(Chart and figure data)
= = = =

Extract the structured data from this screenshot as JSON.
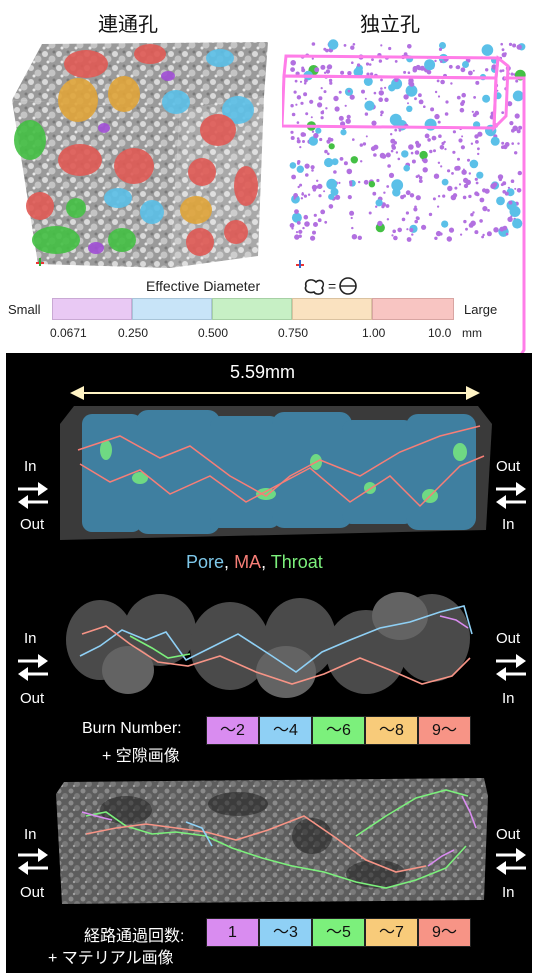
{
  "top": {
    "left_title": "連通孔",
    "right_title": "独立孔",
    "legend_title": "Effective Diameter",
    "eq_sign": "=",
    "scale_small": "Small",
    "scale_large": "Large",
    "scale_colors": [
      "#e9c9f4",
      "#c8e4f8",
      "#c7f0c5",
      "#fae2c0",
      "#f8c5c2"
    ],
    "ticks": [
      "0.0671",
      "0.250",
      "0.500",
      "0.750",
      "1.00",
      "10.0"
    ],
    "unit": "mm"
  },
  "bottom": {
    "scale_text": "5.59mm",
    "in": "In",
    "out": "Out",
    "caption_pore": "Pore",
    "caption_ma": "MA",
    "caption_throat": "Throat",
    "comma": ",",
    "burn_label": "Burn Number:",
    "burn_sub": "+ 空隙画像",
    "burn_cells": [
      "〜2",
      "〜4",
      "〜6",
      "〜8",
      "9〜"
    ],
    "path_label": "経路通過回数:",
    "path_sub": "+ マテリアル画像",
    "path_cells": [
      "1",
      "〜3",
      "〜5",
      "〜7",
      "9〜"
    ],
    "legend_colors": [
      "#d98cf0",
      "#8fd0f5",
      "#7cf07c",
      "#f8cb7a",
      "#f79486"
    ],
    "pore_color": "#7ec8ea",
    "ma_color": "#f77e77",
    "throat_color": "#7cf07c"
  }
}
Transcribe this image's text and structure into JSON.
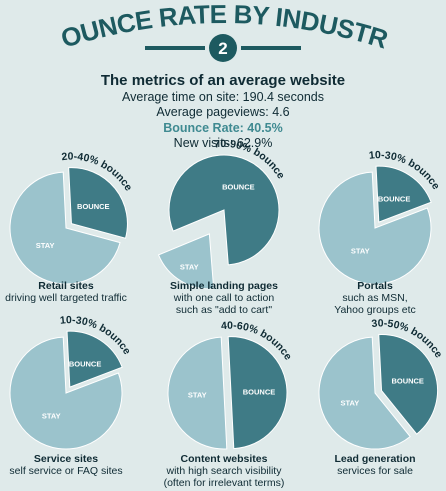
{
  "header": {
    "title": "BOUNCE RATE BY INDUSTRY",
    "badge_number": "2"
  },
  "metrics": {
    "heading": "The metrics of an average website",
    "time_on_site": "Average time on site: 190.4 seconds",
    "pageviews": "Average pageviews: 4.6",
    "bounce_rate": "Bounce Rate: 40.5%",
    "new_visits": "New visits: 62.9%"
  },
  "colors": {
    "background": "#dfeaea",
    "stay": "#9bc3cc",
    "bounce": "#3f7b86",
    "text": "#0f2b34",
    "accent": "#3f8a91"
  },
  "chart_data": [
    {
      "type": "pie",
      "range_label": "20-40% bounce",
      "title": "Retail sites",
      "subtitle": [
        "driving well targeted traffic"
      ],
      "slices": [
        {
          "label": "STAY",
          "value": 70
        },
        {
          "label": "BOUNCE",
          "value": 30
        }
      ]
    },
    {
      "type": "pie",
      "range_label": "70-90% bounce",
      "title": "Simple landing pages",
      "subtitle": [
        "with one call to action",
        "such as \"add to cart\""
      ],
      "slices": [
        {
          "label": "STAY",
          "value": 20
        },
        {
          "label": "BOUNCE",
          "value": 80
        }
      ]
    },
    {
      "type": "pie",
      "range_label": "10-30% bounce",
      "title": "Portals",
      "subtitle": [
        "such as MSN,",
        "Yahoo groups etc"
      ],
      "slices": [
        {
          "label": "STAY",
          "value": 80
        },
        {
          "label": "BOUNCE",
          "value": 20
        }
      ]
    },
    {
      "type": "pie",
      "range_label": "10-30% bounce",
      "title": "Service sites",
      "subtitle": [
        "self service or FAQ sites"
      ],
      "slices": [
        {
          "label": "STAY",
          "value": 80
        },
        {
          "label": "BOUNCE",
          "value": 20
        }
      ]
    },
    {
      "type": "pie",
      "range_label": "40-60% bounce",
      "title": "Content websites",
      "subtitle": [
        "with high search visibility",
        "(often for irrelevant terms)"
      ],
      "slices": [
        {
          "label": "STAY",
          "value": 50
        },
        {
          "label": "BOUNCE",
          "value": 50
        }
      ]
    },
    {
      "type": "pie",
      "range_label": "30-50% bounce",
      "title": "Lead generation",
      "subtitle": [
        "services for sale"
      ],
      "slices": [
        {
          "label": "STAY",
          "value": 60
        },
        {
          "label": "BOUNCE",
          "value": 40
        }
      ]
    }
  ]
}
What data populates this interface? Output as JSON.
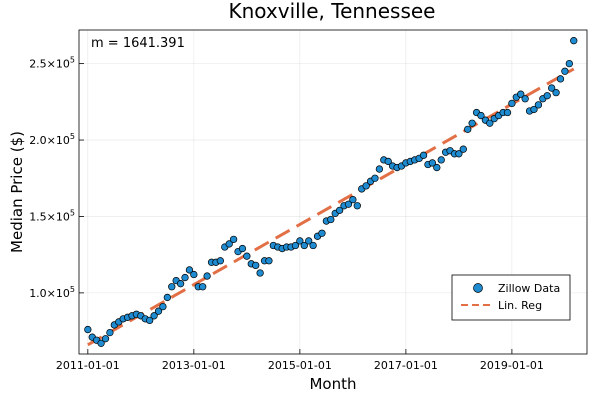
{
  "chart_data": {
    "type": "scatter",
    "title": "Knoxville, Tennessee",
    "xlabel": "Month",
    "ylabel": "Median Price ($)",
    "annotation": "m = 1641.391",
    "x_start": "2011-01-01",
    "x_ticks": [
      "2011-01-01",
      "2013-01-01",
      "2015-01-01",
      "2017-01-01",
      "2019-01-01"
    ],
    "y_ticks": [
      {
        "value": 100000,
        "mantissa": "1.0×10",
        "exponent": "5"
      },
      {
        "value": 150000,
        "mantissa": "1.5×10",
        "exponent": "5"
      },
      {
        "value": 200000,
        "mantissa": "2.0×10",
        "exponent": "5"
      },
      {
        "value": 250000,
        "mantissa": "2.5×10",
        "exponent": "5"
      }
    ],
    "xlim": [
      "2010-11-01",
      "2020-06-01"
    ],
    "ylim": [
      60000,
      272000
    ],
    "grid": true,
    "legend_position": "bottom-right",
    "series": [
      {
        "name": "Zillow Data",
        "kind": "scatter",
        "color": "#1f8bd0",
        "start": "2011-01-01",
        "step": "monthly",
        "values": [
          76000,
          71000,
          69000,
          67000,
          70000,
          74000,
          79000,
          81000,
          83000,
          84000,
          85000,
          86000,
          85000,
          83000,
          82000,
          85000,
          88000,
          91000,
          97000,
          104000,
          108000,
          106000,
          110000,
          115000,
          112000,
          104000,
          104000,
          111000,
          120000,
          120000,
          121000,
          130000,
          132000,
          135000,
          127000,
          129000,
          124000,
          119000,
          118000,
          113000,
          121000,
          121000,
          131000,
          130000,
          129000,
          130000,
          130000,
          131000,
          134000,
          131000,
          134000,
          131000,
          137000,
          139000,
          147000,
          148000,
          152000,
          154000,
          157000,
          158000,
          161000,
          157000,
          168000,
          170000,
          173000,
          175000,
          181000,
          187000,
          186000,
          183000,
          182000,
          183000,
          185000,
          186000,
          187000,
          188000,
          190000,
          184000,
          185000,
          182000,
          187000,
          192000,
          193000,
          191000,
          191000,
          194000,
          207000,
          211000,
          218000,
          216000,
          213000,
          211000,
          214000,
          216000,
          218000,
          218000,
          224000,
          228000,
          230000,
          227000,
          219000,
          220000,
          223000,
          227000,
          229000,
          234000,
          231000,
          240000,
          245000,
          250000,
          265000
        ]
      },
      {
        "name": "Lin. Reg",
        "kind": "line",
        "color": "#e26f46",
        "start_value": 66000,
        "slope_per_month": 1641.391,
        "months": 110
      }
    ]
  }
}
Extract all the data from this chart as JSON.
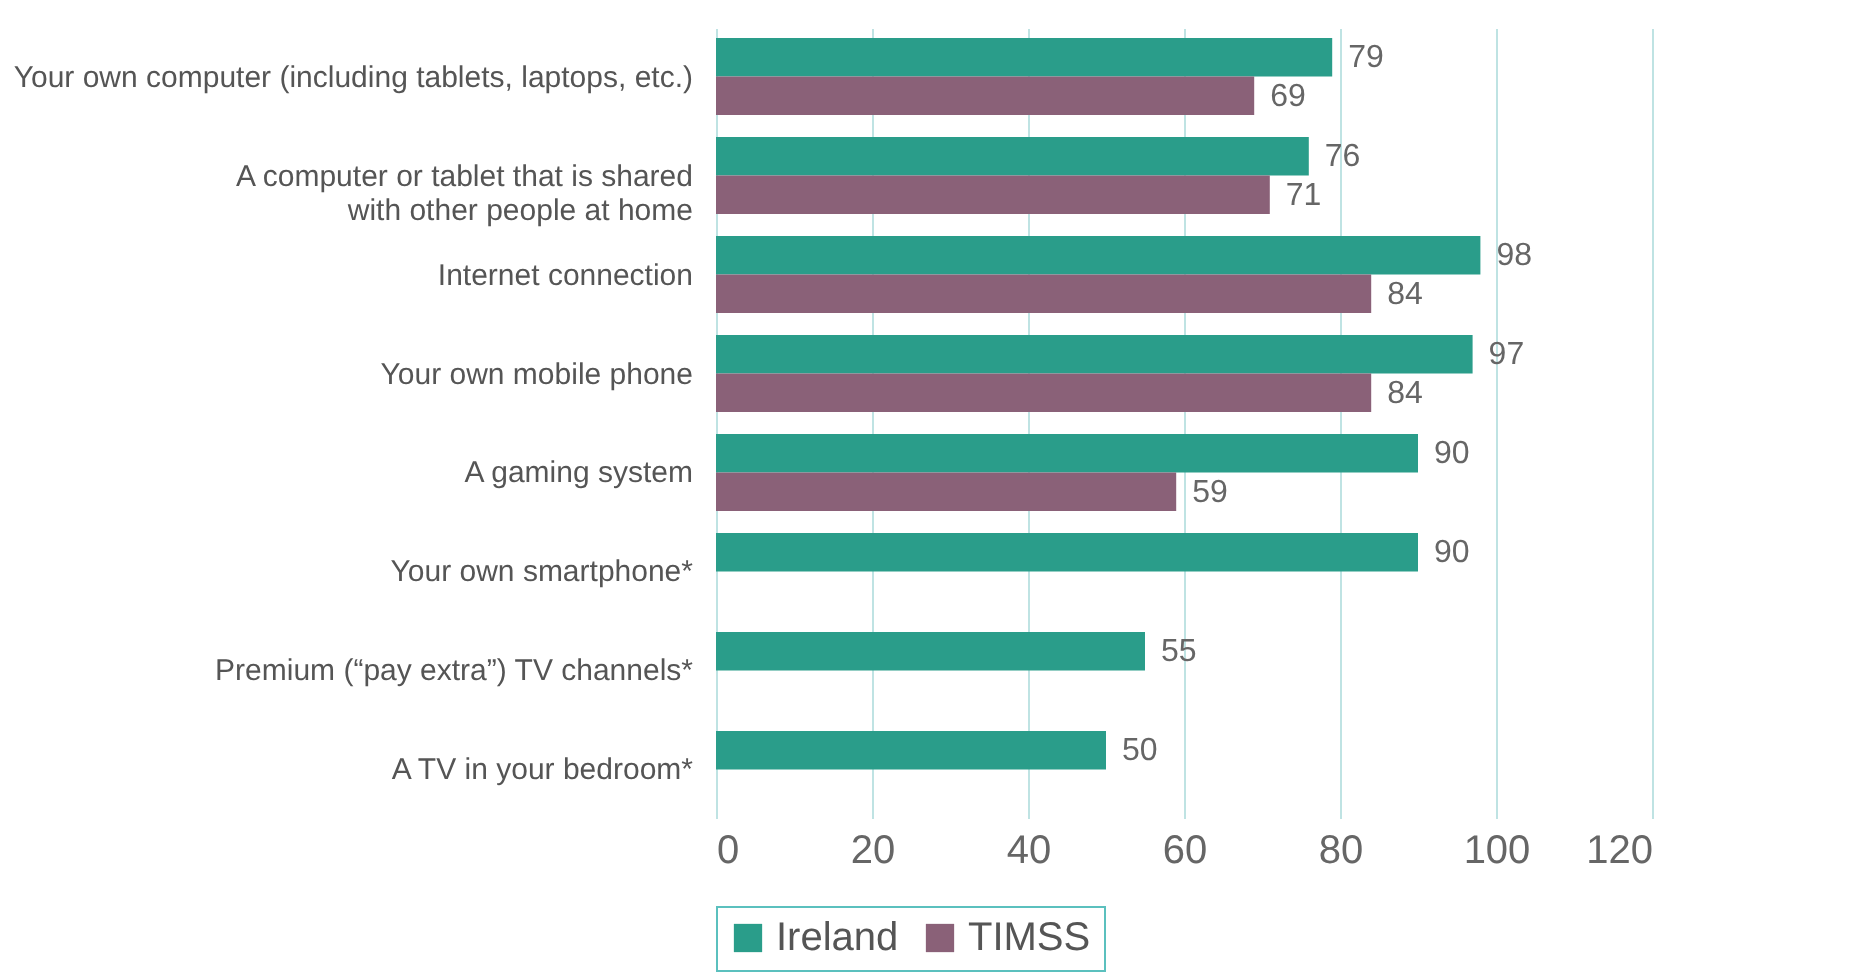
{
  "chart_data": {
    "type": "bar",
    "orientation": "horizontal",
    "categories": [
      "Your own computer (including tablets, laptops, etc.)",
      "A computer or tablet that is shared\nwith other people at home",
      "Internet connection",
      "Your own mobile phone",
      "A gaming system",
      "Your own smartphone*",
      "Premium (“pay extra”) TV channels*",
      "A TV in your bedroom*"
    ],
    "series": [
      {
        "name": "Ireland",
        "color": "#2a9d8a",
        "values": [
          79,
          76,
          98,
          97,
          90,
          90,
          55,
          50
        ]
      },
      {
        "name": "TIMSS",
        "color": "#8a6178",
        "values": [
          69,
          71,
          84,
          84,
          59,
          null,
          null,
          null
        ]
      }
    ],
    "xlim": [
      0,
      120
    ],
    "xticks": [
      0,
      20,
      40,
      60,
      80,
      100,
      120
    ],
    "grid": "x",
    "legend": "bottom",
    "data_labels": true
  }
}
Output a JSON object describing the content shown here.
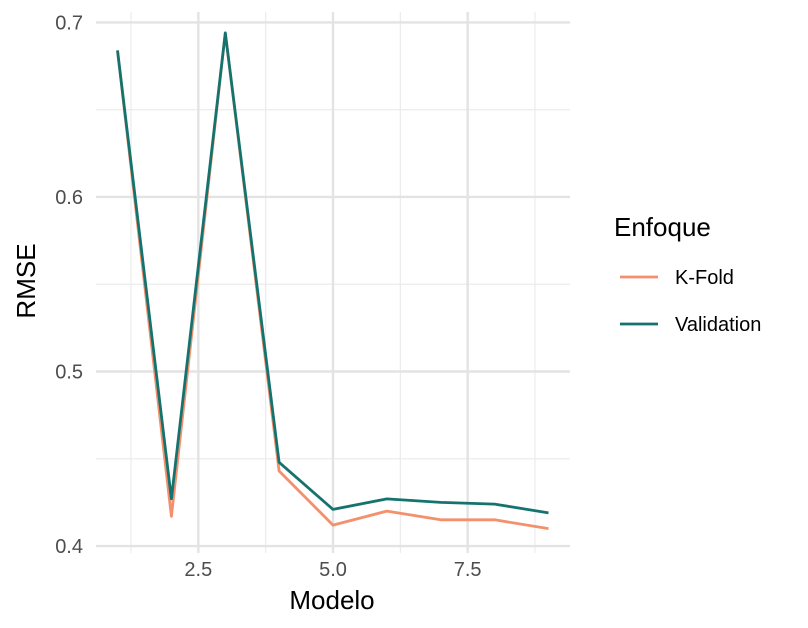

= = = =

**Given request**
What you return should match the records above word for word, minus the pictures.

**Expected output**
Extract the structured data from this screenshot as JSON.
{
  "top": {
    "left_title": "連通孔",
    "right_title": "独立孔",
    "legend_title": "Effective Diameter",
    "eq_sign": "=",
    "scale_small": "Small",
    "scale_large": "Large",
    "scale_colors": [
      "#e9c9f4",
      "#c8e4f8",
      "#c7f0c5",
      "#fae2c0",
      "#f8c5c2"
    ],
    "ticks": [
      "0.0671",
      "0.250",
      "0.500",
      "0.750",
      "1.00",
      "10.0"
    ],
    "unit": "mm"
  },
  "bottom": {
    "scale_text": "5.59mm",
    "in": "In",
    "out": "Out",
    "caption_pore": "Pore",
    "caption_ma": "MA",
    "caption_throat": "Throat",
    "comma": ",",
    "burn_label": "Burn Number:",
    "burn_sub": "+ 空隙画像",
    "burn_cells": [
      "〜2",
      "〜4",
      "〜6",
      "〜8",
      "9〜"
    ],
    "path_label": "経路通過回数:",
    "path_sub": "+ マテリアル画像",
    "path_cells": [
      "1",
      "〜3",
      "〜5",
      "〜7",
      "9〜"
    ],
    "legend_colors": [
      "#d98cf0",
      "#8fd0f5",
      "#7cf07c",
      "#f8cb7a",
      "#f79486"
    ],
    "pore_color": "#7ec8ea",
    "ma_color": "#f77e77",
    "throat_color": "#7cf07c"
  }
}
Transcribe this image's text and structure into JSON.
{
  "header": {
    "title": "BOUNCE RATE BY INDUSTRY",
    "badge_number": "2"
  },
  "metrics": {
    "heading": "The metrics of an average website",
    "time_on_site": "Average time on site: 190.4 seconds",
    "pageviews": "Average pageviews: 4.6",
    "bounce_rate": "Bounce Rate: 40.5%",
    "new_visits": "New visits: 62.9%"
  },
  "colors": {
    "background": "#dfeaea",
    "stay": "#9bc3cc",
    "bounce": "#3f7b86",
    "text": "#0f2b34",
    "accent": "#3f8a91"
  },
  "chart_data": [
    {
      "type": "pie",
      "range_label": "20-40% bounce",
      "title": "Retail sites",
      "subtitle": [
        "driving well targeted traffic"
      ],
      "slices": [
        {
          "label": "STAY",
          "value": 70
        },
        {
          "label": "BOUNCE",
          "value": 30
        }
      ]
    },
    {
      "type": "pie",
      "range_label": "70-90% bounce",
      "title": "Simple landing pages",
      "subtitle": [
        "with one call to action",
        "such as \"add to cart\""
      ],
      "slices": [
        {
          "label": "STAY",
          "value": 20
        },
        {
          "label": "BOUNCE",
          "value": 80
        }
      ]
    },
    {
      "type": "pie",
      "range_label": "10-30% bounce",
      "title": "Portals",
      "subtitle": [
        "such as MSN,",
        "Yahoo groups etc"
      ],
      "slices": [
        {
          "label": "STAY",
          "value": 80
        },
        {
          "label": "BOUNCE",
          "value": 20
        }
      ]
    },
    {
      "type": "pie",
      "range_label": "10-30% bounce",
      "title": "Service sites",
      "subtitle": [
        "self service or FAQ sites"
      ],
      "slices": [
        {
          "label": "STAY",
          "value": 80
        },
        {
          "label": "BOUNCE",
          "value": 20
        }
      ]
    },
    {
      "type": "pie",
      "range_label": "40-60% bounce",
      "title": "Content websites",
      "subtitle": [
        "with high search visibility",
        "(often for irrelevant terms)"
      ],
      "slices": [
        {
          "label": "STAY",
          "value": 50
        },
        {
          "label": "BOUNCE",
          "value": 50
        }
      ]
    },
    {
      "type": "pie",
      "range_label": "30-50% bounce",
      "title": "Lead generation",
      "subtitle": [
        "services for sale"
      ],
      "slices": [
        {
          "label": "STAY",
          "value": 60
        },
        {
          "label": "BOUNCE",
          "value": 40
        }
      ]
    }
  ]
}
What data populates this interface? Output as JSON.
{
  "chart_data": {
    "type": "scatter",
    "title": "Knoxville, Tennessee",
    "xlabel": "Month",
    "ylabel": "Median Price ($)",
    "annotation": "m = 1641.391",
    "x_start": "2011-01-01",
    "x_ticks": [
      "2011-01-01",
      "2013-01-01",
      "2015-01-01",
      "2017-01-01",
      "2019-01-01"
    ],
    "y_ticks": [
      {
        "value": 100000,
        "mantissa": "1.0×10",
        "exponent": "5"
      },
      {
        "value": 150000,
        "mantissa": "1.5×10",
        "exponent": "5"
      },
      {
        "value": 200000,
        "mantissa": "2.0×10",
        "exponent": "5"
      },
      {
        "value": 250000,
        "mantissa": "2.5×10",
        "exponent": "5"
      }
    ],
    "xlim": [
      "2010-11-01",
      "2020-06-01"
    ],
    "ylim": [
      60000,
      272000
    ],
    "grid": true,
    "legend_position": "bottom-right",
    "series": [
      {
        "name": "Zillow Data",
        "kind": "scatter",
        "color": "#1f8bd0",
        "start": "2011-01-01",
        "step": "monthly",
        "values": [
          76000,
          71000,
          69000,
          67000,
          70000,
          74000,
          79000,
          81000,
          83000,
          84000,
          85000,
          86000,
          85000,
          83000,
          82000,
          85000,
          88000,
          91000,
          97000,
          104000,
          108000,
          106000,
          110000,
          115000,
          112000,
          104000,
          104000,
          111000,
          120000,
          120000,
          121000,
          130000,
          132000,
          135000,
          127000,
          129000,
          124000,
          119000,
          118000,
          113000,
          121000,
          121000,
          131000,
          130000,
          129000,
          130000,
          130000,
          131000,
          134000,
          131000,
          134000,
          131000,
          137000,
          139000,
          147000,
          148000,
          152000,
          154000,
          157000,
          158000,
          161000,
          157000,
          168000,
          170000,
          173000,
          175000,
          181000,
          187000,
          186000,
          183000,
          182000,
          183000,
          185000,
          186000,
          187000,
          188000,
          190000,
          184000,
          185000,
          182000,
          187000,
          192000,
          193000,
          191000,
          191000,
          194000,
          207000,
          211000,
          218000,
          216000,
          213000,
          211000,
          214000,
          216000,
          218000,
          218000,
          224000,
          228000,
          230000,
          227000,
          219000,
          220000,
          223000,
          227000,
          229000,
          234000,
          231000,
          240000,
          245000,
          250000,
          265000
        ]
      },
      {
        "name": "Lin. Reg",
        "kind": "line",
        "color": "#e26f46",
        "start_value": 66000,
        "slope_per_month": 1641.391,
        "months": 110
      }
    ]
  }
}
Extract all the data from this chart as JSON.
{
  "chart_data": {
    "type": "bar",
    "orientation": "horizontal",
    "categories": [
      "Your own computer (including tablets, laptops, etc.)",
      "A computer or tablet that is shared\nwith other people at home",
      "Internet connection",
      "Your own mobile phone",
      "A gaming system",
      "Your own smartphone*",
      "Premium (“pay extra”) TV channels*",
      "A TV in your bedroom*"
    ],
    "series": [
      {
        "name": "Ireland",
        "color": "#2a9d8a",
        "values": [
          79,
          76,
          98,
          97,
          90,
          90,
          55,
          50
        ]
      },
      {
        "name": "TIMSS",
        "color": "#8a6178",
        "values": [
          69,
          71,
          84,
          84,
          59,
          null,
          null,
          null
        ]
      }
    ],
    "xlim": [
      0,
      120
    ],
    "xticks": [
      0,
      20,
      40,
      60,
      80,
      100,
      120
    ],
    "grid": "x",
    "legend": "bottom",
    "data_labels": true
  }
}
Output a JSON object describing the content shown here.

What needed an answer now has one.